- Prompt: From the records below, copy every line that contains the word "might".

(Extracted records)
━━━━━━━━━━━━━━━━
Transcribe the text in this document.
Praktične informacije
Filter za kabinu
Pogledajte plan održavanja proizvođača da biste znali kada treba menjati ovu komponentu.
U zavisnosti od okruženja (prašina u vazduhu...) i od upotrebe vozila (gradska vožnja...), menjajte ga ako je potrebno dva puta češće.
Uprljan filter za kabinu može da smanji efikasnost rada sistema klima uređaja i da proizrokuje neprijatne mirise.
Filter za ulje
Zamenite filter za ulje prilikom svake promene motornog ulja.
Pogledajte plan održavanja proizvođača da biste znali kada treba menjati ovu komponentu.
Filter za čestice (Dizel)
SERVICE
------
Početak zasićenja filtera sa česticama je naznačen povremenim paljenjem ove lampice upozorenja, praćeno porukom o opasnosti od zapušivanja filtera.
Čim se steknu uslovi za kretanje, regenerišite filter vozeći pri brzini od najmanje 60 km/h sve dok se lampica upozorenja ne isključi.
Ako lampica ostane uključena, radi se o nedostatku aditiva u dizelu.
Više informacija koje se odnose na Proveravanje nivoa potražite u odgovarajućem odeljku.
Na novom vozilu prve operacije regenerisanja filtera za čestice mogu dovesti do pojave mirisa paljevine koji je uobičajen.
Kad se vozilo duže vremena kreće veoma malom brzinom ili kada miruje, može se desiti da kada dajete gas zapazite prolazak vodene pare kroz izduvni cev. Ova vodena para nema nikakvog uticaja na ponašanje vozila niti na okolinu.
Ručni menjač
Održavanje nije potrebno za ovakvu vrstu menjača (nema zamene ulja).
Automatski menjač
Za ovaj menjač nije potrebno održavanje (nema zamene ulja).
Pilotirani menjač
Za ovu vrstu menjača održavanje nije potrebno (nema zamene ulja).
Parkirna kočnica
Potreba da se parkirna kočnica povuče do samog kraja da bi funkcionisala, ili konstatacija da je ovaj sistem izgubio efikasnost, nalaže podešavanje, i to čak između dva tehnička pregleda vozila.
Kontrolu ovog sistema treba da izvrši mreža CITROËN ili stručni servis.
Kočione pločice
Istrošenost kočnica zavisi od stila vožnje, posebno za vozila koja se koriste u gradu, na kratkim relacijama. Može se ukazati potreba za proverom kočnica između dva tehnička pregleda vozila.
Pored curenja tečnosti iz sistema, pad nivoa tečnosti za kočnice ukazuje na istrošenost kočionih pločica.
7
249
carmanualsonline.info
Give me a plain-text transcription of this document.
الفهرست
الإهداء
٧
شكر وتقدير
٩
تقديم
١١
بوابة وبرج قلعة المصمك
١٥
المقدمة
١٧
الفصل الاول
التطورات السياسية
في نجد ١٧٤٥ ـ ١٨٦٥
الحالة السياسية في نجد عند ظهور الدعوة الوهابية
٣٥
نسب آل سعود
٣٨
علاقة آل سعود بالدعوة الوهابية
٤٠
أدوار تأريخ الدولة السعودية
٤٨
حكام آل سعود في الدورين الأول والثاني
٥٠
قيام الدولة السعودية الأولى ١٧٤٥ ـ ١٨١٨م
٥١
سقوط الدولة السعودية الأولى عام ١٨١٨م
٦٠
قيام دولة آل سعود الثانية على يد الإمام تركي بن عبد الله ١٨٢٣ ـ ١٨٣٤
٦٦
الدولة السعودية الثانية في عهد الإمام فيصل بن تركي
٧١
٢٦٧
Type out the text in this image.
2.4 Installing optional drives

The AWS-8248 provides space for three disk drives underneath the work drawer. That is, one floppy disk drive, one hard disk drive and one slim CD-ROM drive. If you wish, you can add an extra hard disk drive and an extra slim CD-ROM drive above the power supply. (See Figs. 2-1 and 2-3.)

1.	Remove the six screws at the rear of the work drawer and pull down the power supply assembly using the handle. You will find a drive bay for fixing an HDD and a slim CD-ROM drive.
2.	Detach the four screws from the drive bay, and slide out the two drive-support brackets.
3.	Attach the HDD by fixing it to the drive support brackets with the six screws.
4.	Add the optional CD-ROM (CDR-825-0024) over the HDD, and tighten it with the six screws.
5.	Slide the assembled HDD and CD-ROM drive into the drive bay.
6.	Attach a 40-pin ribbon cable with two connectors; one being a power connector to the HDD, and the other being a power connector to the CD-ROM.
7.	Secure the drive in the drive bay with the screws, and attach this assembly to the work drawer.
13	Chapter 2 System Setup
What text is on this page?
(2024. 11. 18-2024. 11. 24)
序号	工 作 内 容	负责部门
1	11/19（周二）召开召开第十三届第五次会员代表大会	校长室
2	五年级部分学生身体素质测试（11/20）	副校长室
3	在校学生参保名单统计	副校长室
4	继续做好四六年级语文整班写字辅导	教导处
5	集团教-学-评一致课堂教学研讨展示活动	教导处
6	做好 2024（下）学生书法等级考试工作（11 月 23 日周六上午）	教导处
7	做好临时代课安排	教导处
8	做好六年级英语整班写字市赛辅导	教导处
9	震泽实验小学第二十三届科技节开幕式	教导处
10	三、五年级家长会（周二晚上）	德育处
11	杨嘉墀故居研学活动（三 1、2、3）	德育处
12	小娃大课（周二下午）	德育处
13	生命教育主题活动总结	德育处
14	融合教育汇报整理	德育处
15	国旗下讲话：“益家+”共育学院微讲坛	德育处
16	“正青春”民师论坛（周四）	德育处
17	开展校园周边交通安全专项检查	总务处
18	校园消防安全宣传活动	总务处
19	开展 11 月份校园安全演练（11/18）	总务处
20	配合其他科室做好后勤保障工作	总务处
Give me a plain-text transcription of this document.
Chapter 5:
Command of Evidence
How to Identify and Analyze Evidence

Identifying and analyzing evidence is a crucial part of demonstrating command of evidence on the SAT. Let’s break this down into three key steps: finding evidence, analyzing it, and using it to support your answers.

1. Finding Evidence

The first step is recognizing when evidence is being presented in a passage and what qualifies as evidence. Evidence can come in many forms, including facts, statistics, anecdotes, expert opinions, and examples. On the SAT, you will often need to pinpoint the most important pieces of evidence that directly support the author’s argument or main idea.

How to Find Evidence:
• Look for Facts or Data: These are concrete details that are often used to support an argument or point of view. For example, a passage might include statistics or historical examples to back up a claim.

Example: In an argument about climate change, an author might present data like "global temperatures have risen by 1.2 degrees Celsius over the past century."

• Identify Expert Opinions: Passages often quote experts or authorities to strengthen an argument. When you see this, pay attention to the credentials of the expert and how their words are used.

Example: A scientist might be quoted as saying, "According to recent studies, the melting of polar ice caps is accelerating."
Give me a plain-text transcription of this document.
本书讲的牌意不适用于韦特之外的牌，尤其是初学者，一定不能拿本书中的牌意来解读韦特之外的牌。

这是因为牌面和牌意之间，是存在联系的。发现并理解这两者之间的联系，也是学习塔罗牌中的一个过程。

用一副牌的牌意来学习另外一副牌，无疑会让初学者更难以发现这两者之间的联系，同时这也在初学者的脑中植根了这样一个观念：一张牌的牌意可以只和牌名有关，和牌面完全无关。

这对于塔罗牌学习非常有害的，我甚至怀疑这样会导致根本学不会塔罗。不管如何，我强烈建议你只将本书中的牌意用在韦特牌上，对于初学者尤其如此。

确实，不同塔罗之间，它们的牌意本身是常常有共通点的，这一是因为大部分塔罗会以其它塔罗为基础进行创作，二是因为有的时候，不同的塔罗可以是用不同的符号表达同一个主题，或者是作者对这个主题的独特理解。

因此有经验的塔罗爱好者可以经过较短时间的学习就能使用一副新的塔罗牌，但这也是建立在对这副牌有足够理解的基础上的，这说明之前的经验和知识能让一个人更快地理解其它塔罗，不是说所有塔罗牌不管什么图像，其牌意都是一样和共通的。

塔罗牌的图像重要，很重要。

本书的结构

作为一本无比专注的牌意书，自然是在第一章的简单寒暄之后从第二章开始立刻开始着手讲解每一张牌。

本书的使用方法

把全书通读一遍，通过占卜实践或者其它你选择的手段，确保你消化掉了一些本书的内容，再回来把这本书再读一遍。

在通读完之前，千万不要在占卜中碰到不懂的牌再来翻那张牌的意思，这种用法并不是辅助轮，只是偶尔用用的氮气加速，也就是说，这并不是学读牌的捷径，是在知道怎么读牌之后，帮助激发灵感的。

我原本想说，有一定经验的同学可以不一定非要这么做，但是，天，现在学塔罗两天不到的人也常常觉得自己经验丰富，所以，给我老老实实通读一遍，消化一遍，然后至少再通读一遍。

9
━━━━━━━━━━━━━━━━
- Written response:
• Look for Facts or Data: These are concrete details that are often used to support an argument or point of view. For example, a passage might include statistics or historical examples to back up a claim.
Example: In an argument about climate change, an author might present data like "global temperatures have risen by 1.2 degrees Celsius over the past century."
Example: A scientist might be quoted as saying, "According to recent studies, the melting of polar ice caps is accelerating."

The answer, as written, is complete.